Copy every line of the records below where the word "color" occurs.
*** Available records ***
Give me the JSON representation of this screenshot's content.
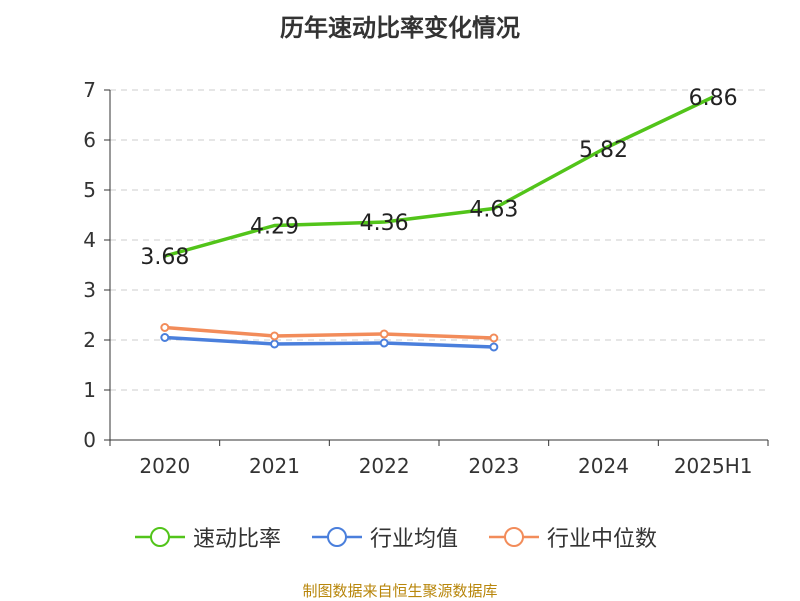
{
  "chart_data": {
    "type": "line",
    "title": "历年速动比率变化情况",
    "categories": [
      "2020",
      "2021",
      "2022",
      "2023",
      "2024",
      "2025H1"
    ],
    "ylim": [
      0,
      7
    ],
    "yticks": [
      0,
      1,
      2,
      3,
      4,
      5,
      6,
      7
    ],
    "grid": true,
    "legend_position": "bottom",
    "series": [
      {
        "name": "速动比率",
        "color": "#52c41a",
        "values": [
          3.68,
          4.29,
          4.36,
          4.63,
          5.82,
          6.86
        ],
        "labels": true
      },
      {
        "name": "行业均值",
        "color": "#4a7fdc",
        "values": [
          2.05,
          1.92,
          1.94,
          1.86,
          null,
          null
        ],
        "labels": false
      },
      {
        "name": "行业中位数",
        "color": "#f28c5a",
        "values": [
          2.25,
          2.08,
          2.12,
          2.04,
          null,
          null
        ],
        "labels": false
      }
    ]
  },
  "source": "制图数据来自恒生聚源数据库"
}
***
_Solution for this exercise:_
        "color": "#52c41a",
        "color": "#4a7fdc",
        "color": "#f28c5a",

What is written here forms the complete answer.